**** 参考材料 ****

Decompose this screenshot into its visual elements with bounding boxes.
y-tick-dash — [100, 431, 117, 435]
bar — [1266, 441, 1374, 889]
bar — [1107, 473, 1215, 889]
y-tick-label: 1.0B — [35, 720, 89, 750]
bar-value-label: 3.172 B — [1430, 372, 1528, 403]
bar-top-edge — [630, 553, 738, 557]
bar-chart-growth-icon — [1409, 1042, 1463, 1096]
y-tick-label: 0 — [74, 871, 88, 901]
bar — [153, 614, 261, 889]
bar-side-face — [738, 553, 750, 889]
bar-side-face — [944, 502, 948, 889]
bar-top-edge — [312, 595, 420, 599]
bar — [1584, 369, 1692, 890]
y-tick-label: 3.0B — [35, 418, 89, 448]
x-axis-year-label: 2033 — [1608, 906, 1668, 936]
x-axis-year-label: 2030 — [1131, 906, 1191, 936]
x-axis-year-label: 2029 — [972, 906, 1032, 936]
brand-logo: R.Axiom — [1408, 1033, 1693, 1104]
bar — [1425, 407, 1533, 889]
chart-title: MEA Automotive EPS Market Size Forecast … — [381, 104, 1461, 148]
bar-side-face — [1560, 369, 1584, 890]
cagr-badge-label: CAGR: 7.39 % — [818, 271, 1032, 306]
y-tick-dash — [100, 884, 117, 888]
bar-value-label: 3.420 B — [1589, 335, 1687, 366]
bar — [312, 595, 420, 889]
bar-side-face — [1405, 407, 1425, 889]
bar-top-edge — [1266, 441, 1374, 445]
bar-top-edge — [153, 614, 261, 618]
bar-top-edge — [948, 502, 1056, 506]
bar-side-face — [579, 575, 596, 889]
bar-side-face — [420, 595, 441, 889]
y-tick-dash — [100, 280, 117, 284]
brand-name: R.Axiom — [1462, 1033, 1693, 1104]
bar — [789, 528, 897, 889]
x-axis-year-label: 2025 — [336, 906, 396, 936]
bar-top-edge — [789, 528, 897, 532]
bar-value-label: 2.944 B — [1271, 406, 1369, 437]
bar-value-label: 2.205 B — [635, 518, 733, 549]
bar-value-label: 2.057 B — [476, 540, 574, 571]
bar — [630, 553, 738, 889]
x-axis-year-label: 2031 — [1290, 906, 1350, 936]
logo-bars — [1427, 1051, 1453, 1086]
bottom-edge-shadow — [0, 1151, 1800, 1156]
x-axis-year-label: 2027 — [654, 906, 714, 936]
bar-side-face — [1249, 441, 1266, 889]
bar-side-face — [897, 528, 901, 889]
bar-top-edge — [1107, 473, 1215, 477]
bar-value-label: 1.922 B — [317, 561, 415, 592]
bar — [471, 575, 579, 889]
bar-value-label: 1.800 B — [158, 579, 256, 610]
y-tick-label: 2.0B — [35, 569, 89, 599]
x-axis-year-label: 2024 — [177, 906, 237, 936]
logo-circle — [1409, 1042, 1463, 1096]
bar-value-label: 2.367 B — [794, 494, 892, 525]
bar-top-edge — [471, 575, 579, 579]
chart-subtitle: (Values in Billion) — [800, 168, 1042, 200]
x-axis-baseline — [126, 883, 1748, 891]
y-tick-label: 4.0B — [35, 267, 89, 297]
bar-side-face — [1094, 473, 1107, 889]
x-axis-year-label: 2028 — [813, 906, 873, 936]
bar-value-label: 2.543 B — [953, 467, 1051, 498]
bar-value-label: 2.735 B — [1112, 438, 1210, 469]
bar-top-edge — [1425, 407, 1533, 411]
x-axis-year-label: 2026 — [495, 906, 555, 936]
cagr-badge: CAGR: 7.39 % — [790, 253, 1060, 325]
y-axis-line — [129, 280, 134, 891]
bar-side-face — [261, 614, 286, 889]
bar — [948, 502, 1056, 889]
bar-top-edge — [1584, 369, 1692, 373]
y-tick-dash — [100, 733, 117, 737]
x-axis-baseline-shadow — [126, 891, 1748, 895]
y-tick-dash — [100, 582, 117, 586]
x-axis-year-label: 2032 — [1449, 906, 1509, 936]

****

任务目标: 请把上面的全部记录改写为 Markdown 表格，设“序号”和“内容”两列，每条记录占一行，空行不计。

书面答案:
| 序号 | 内容 |
|---|---|
| 1 | Decompose this screenshot into its visual elements with bounding boxes. |
| 2 | y-tick-dash — [100, 431, 117, 435] |
| 3 | bar — [1266, 441, 1374, 889] |
| 4 | bar — [1107, 473, 1215, 889] |
| 5 | y-tick-label: 1.0B — [35, 720, 89, 750] |
| 6 | bar-value-label: 3.172 B — [1430, 372, 1528, 403] |
| 7 | bar-top-edge — [630, 553, 738, 557] |
| 8 | bar-chart-growth-icon — [1409, 1042, 1463, 1096] |
| 9 | y-tick-label: 0 — [74, 871, 88, 901] |
| 10 | bar — [153, 614, 261, 889] |
| 11 | bar-side-face — [738, 553, 750, 889] |
| 12 | bar-side-face — [944, 502, 948, 889] |
| 13 | bar-top-edge — [312, 595, 420, 599] |
| 14 | bar — [1584, 369, 1692, 890] |
| 15 | y-tick-label: 3.0B — [35, 418, 89, 448] |
| 16 | x-axis-year-label: 2033 — [1608, 906, 1668, 936] |
| 17 | x-axis-year-label: 2030 — [1131, 906, 1191, 936] |
| 18 | x-axis-year-label: 2029 — [972, 906, 1032, 936] |
| 19 | brand-logo: R.Axiom — [1408, 1033, 1693, 1104] |
| 20 | bar — [1425, 407, 1533, 889] |
| 21 | chart-title: MEA Automotive EPS Market Size Forecast … — [381, 104, 1461, 148] |
| 22 | bar-side-face — [1560, 369, 1584, 890] |
| 23 | cagr-badge-label: CAGR: 7.39 % — [818, 271, 1032, 306] |
| 24 | y-tick-dash — [100, 884, 117, 888] |
| 25 | bar-value-label: 3.420 B — [1589, 335, 1687, 366] |
| 26 | bar — [312, 595, 420, 889] |
| 27 | bar-side-face — [1405, 407, 1425, 889] |
| 28 | bar-top-edge — [1266, 441, 1374, 445] |
| 29 | bar-top-edge — [153, 614, 261, 618] |
| 30 | bar-top-edge — [948, 502, 1056, 506] |
| 31 | bar-side-face — [579, 575, 596, 889] |
| 32 | bar-side-face — [420, 595, 441, 889] |
| 33 | y-tick-dash — [100, 280, 117, 284] |
| 34 | brand-name: R.Axiom — [1462, 1033, 1693, 1104] |
| 35 | bar — [789, 528, 897, 889] |
| 36 | x-axis-year-label: 2025 — [336, 906, 396, 936] |
| 37 | bar-top-edge — [789, 528, 897, 532] |
| 38 | bar-value-label: 2.944 B — [1271, 406, 1369, 437] |
| 39 | bar-value-label: 2.205 B — [635, 518, 733, 549] |
| 40 | bar-value-label: 2.057 B — [476, 540, 574, 571] |
| 41 | bar — [630, 553, 738, 889] |
| 42 | x-axis-year-label: 2031 — [1290, 906, 1350, 936] |
| 43 | logo-bars — [1427, 1051, 1453, 1086] |
| 44 | bottom-edge-shadow — [0, 1151, 1800, 1156] |
| 45 | x-axis-year-label: 2027 — [654, 906, 714, 936] |
| 46 | bar-side-face — [1249, 441, 1266, 889] |
| 47 | bar-side-face — [897, 528, 901, 889] |
| 48 | bar-top-edge — [1107, 473, 1215, 477] |
| 49 | bar-value-label: 1.922 B — [317, 561, 415, 592] |
| 50 | bar — [471, 575, 579, 889] |
| 51 | bar-value-label: 1.800 B — [158, 579, 256, 610] |
| 52 | y-tick-label: 2.0B — [35, 569, 89, 599] |
| 53 | x-axis-year-label: 2024 — [177, 906, 237, 936] |
| 54 | logo-circle — [1409, 1042, 1463, 1096] |
| 55 | bar-value-label: 2.367 B — [794, 494, 892, 525] |
| 56 | bar-top-edge — [471, 575, 579, 579] |
| 57 | chart-subtitle: (Values in Billion) — [800, 168, 1042, 200] |
| 58 | x-axis-baseline — [126, 883, 1748, 891] |
| 59 | y-tick-label: 4.0B — [35, 267, 89, 297] |
| 60 | bar-side-face — [1094, 473, 1107, 889] |
| 61 | x-axis-year-label: 2028 — [813, 906, 873, 936] |
| 62 | bar-value-label: 2.543 B — [953, 467, 1051, 498] |
| 63 | bar-value-label: 2.735 B — [1112, 438, 1210, 469] |
| 64 | bar-top-edge — [1425, 407, 1533, 411] |
| 65 | x-axis-year-label: 2026 — [495, 906, 555, 936] |
| 66 | cagr-badge: CAGR: 7.39 % — [790, 253, 1060, 325] |
| 67 | y-axis-line — [129, 280, 134, 891] |
| 68 | bar-side-face — [261, 614, 286, 889] |
| 69 | bar — [948, 502, 1056, 889] |
| 70 | bar-top-edge — [1584, 369, 1692, 373] |
| 71 | y-tick-dash — [100, 733, 117, 737] |
| 72 | x-axis-baseline-shadow — [126, 891, 1748, 895] |
| 73 | y-tick-dash — [100, 582, 117, 586] |
| 74 | x-axis-year-label: 2032 — [1449, 906, 1509, 936] |